# Eric update, photos inside. I've had him almost a month...



## Rissa (Feb 10, 2009)

Almost a month, close enough. He's come a long way.

No heroic measures. Just wormed him and fed 'em.









First up, this is a riot to me. He gaits freely in the pasture. I can't tell what it is. Almost looks like a rack? He never trots, just gaits all over.









































He was so narrow.








(Old photo)










Today. He's really filled out.










I love his eyes. Also he showed off my hair clips.










Not impressed with all the recent pink and purple.























Hair clips!










He's got some white socks.


















White eye lashes!










The End!


----------



## Heybird (Jan 7, 2009)

Awe! He really looks AMAZING. bravo clap clap LOL :wink:


----------



## Honeysuga (Sep 1, 2009)

he has beautiful legs, very graceful. i love those yellow horses!!!


----------



## boxer (Feb 20, 2009)

WOW!! he is starting to look awesome!


----------



## 7Ponies (May 21, 2009)

Looking good! And he looks like he feels good to. Love the hair clips!


----------



## M2twisted (Sep 9, 2009)

wow, he looks so much better! he's a cutie pie!


----------



## PaintedHooves (Sep 29, 2008)

Eric is so handsome and it is amazing how far he has come in just a month. He looks like he has so much life in him now.

Also, he is very stylish in his hair clips. :wink:


----------



## redneckprincess70 (May 5, 2009)

Keep up the good work. Looks like he's alot healthier and happier. Congrats. He's beautiful.


----------



## EveningShadows (May 18, 2009)

*jaw drops*

I can only imagine what his old home was like if just a dewormer and some good feed has him looking THIS good! I've been following your story on him from the beginning and hope you continue to post updates on him...he's looking wonderful and I'm sure he'd prefer to tolerate some hair clips than go back! AWESOME story and good on you for taking him in! Can't wait to see the next set of pics!


----------



## RoCru (Jul 19, 2009)

> **Brief 1**:
Set down the records below line for line, with no changes.

> **Source data**:
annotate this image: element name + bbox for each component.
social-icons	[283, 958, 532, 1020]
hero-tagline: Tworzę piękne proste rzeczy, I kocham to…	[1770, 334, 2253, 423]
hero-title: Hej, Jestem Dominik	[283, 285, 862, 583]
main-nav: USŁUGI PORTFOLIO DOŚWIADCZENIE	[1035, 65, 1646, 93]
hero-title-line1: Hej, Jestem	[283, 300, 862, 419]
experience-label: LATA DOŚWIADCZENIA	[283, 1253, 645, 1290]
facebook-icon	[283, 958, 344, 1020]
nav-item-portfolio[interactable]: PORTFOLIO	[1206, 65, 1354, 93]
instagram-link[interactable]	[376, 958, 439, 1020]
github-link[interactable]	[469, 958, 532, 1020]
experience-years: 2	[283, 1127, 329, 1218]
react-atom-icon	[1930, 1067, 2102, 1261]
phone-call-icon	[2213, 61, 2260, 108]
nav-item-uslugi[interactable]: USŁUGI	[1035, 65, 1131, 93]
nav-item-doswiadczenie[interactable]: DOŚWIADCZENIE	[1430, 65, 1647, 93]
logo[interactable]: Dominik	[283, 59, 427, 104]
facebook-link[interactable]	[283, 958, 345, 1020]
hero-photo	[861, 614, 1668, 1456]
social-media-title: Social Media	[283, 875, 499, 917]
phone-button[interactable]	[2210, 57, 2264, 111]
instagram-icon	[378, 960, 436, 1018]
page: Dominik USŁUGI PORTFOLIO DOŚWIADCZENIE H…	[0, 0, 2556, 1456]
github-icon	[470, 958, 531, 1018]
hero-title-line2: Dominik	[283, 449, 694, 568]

> **Brief 2**:
In the forum thread about Eric above, rewrite the paragraph that begins "First up, this is a riot to me" as a short list of its main points.

> **Exercise response 1**:
annotate this image: element name + bbox for each component.
social-icons	[283, 958, 532, 1020]
hero-tagline: Tworzę piękne proste rzeczy, I kocham to…	[1770, 334, 2253, 423]
hero-title: Hej, Jestem Dominik	[283, 285, 862, 583]
main-nav: USŁUGI PORTFOLIO DOŚWIADCZENIE	[1035, 65, 1646, 93]
hero-title-line1: Hej, Jestem	[283, 300, 862, 419]
experience-label: LATA DOŚWIADCZENIA	[283, 1253, 645, 1290]
facebook-icon	[283, 958, 344, 1020]
nav-item-portfolio[interactable]: PORTFOLIO	[1206, 65, 1354, 93]
instagram-link[interactable]	[376, 958, 439, 1020]
github-link[interactable]	[469, 958, 532, 1020]
experience-years: 2	[283, 1127, 329, 1218]
react-atom-icon	[1930, 1067, 2102, 1261]
phone-call-icon	[2213, 61, 2260, 108]
nav-item-uslugi[interactable]: USŁUGI	[1035, 65, 1131, 93]
nav-item-doswiadczenie[interactable]: DOŚWIADCZENIE	[1430, 65, 1647, 93]
logo[interactable]: Dominik	[283, 59, 427, 104]
facebook-link[interactable]	[283, 958, 345, 1020]
hero-photo	[861, 614, 1668, 1456]
social-media-title: Social Media	[283, 875, 499, 917]
phone-button[interactable]	[2210, 57, 2264, 111]
instagram-icon	[378, 960, 436, 1018]
page: Dominik USŁUGI PORTFOLIO DOŚWIADCZENIE H…	[0, 0, 2556, 1456]
github-icon	[470, 958, 531, 1018]
hero-title-line2: Dominik	[283, 449, 694, 568]

> **Exercise response 2**:
- Rissa finds it very funny.
- Eric gaits freely in the pasture.
- Rissa can't tell which gait it is, but it almost looks like a rack.
- He never trots and gaits everywhere.